:: GOAL OF THE EXERCISE ::
Give the data below again exactly as written, without its pictures.

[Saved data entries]
[BEGIN]

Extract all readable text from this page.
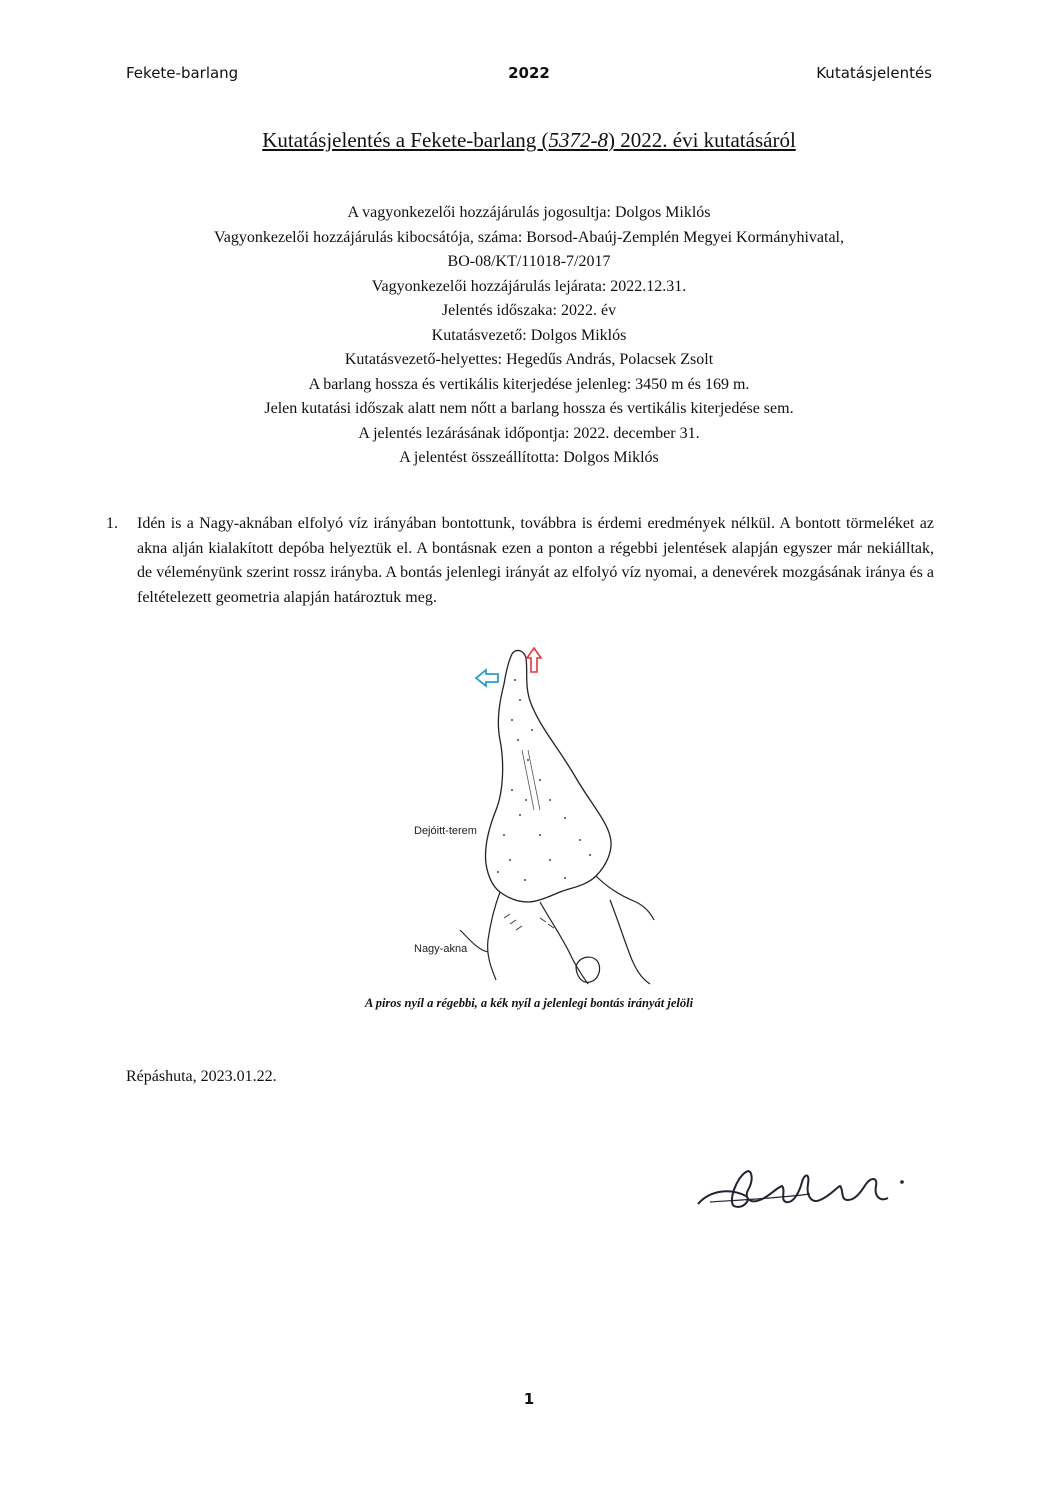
Fekete-barlang	2022	Kutatásjelentés
Kutatásjelentés a Fekete-barlang (5372-8) 2022. évi kutatásáról
A vagyonkezelői hozzájárulás jogosultja: Dolgos Miklós
Vagyonkezelői hozzájárulás kibocsátója, száma: Borsod-Abaúj-Zemplén Megyei Kormányhivatal,
BO-08/KT/11018-7/2017
Vagyonkezelői hozzájárulás lejárata: 2022.12.31.
Jelentés időszaka: 2022. év
Kutatásvezető: Dolgos Miklós
Kutatásvezető-helyettes: Hegedűs András, Polacsek Zsolt
A barlang hossza és vertikális kiterjedése jelenleg: 3450 m és 169 m.
Jelen kutatási időszak alatt nem nőtt a barlang hossza és vertikális kiterjedése sem.
A jelentés lezárásának időpontja: 2022. december 31.
A jelentést összeállította: Dolgos Miklós
1. Idén is a Nagy-aknában elfolyó víz irányában bontottunk, továbbra is érdemi eredmények nélkül. A bontott törmeléket az akna alján kialakított depóba helyeztük el. A bontásnak ezen a ponton a régebbi jelentések alapján egyszer már nekiálltak, de véleményünk szerint rossz irányba. A bontás jelenlegi irányát az elfolyó víz nyomai, a denevérek mozgásának iránya és a feltételezett geometria alapján határoztuk meg.
Dejóitt-terem
Nagy-akna
A piros nyíl a régebbi, a kék nyíl a jelenlegi bontás irányát jelöli
Répáshuta, 2023.01.22.
1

[END]

:: ANSWER TO THIS TASK ::
Extract all readable text from this page.
Fekete-barlang	2022	Kutatásjelentés
Kutatásjelentés a Fekete-barlang (5372-8) 2022. évi kutatásáról
A vagyonkezelői hozzájárulás jogosultja: Dolgos Miklós
Vagyonkezelői hozzájárulás kibocsátója, száma: Borsod-Abaúj-Zemplén Megyei Kormányhivatal,
BO-08/KT/11018-7/2017
Vagyonkezelői hozzájárulás lejárata: 2022.12.31.
Jelentés időszaka: 2022. év
Kutatásvezető: Dolgos Miklós
Kutatásvezető-helyettes: Hegedűs András, Polacsek Zsolt
A barlang hossza és vertikális kiterjedése jelenleg: 3450 m és 169 m.
Jelen kutatási időszak alatt nem nőtt a barlang hossza és vertikális kiterjedése sem.
A jelentés lezárásának időpontja: 2022. december 31.
A jelentést összeállította: Dolgos Miklós
1. Idén is a Nagy-aknában elfolyó víz irányában bontottunk, továbbra is érdemi eredmények nélkül. A bontott törmeléket az akna alján kialakított depóba helyeztük el. A bontásnak ezen a ponton a régebbi jelentések alapján egyszer már nekiálltak, de véleményünk szerint rossz irányba. A bontás jelenlegi irányát az elfolyó víz nyomai, a denevérek mozgásának iránya és a feltételezett geometria alapján határoztuk meg.
Dejóitt-terem
Nagy-akna
A piros nyíl a régebbi, a kék nyíl a jelenlegi bontás irányát jelöli
Répáshuta, 2023.01.22.
1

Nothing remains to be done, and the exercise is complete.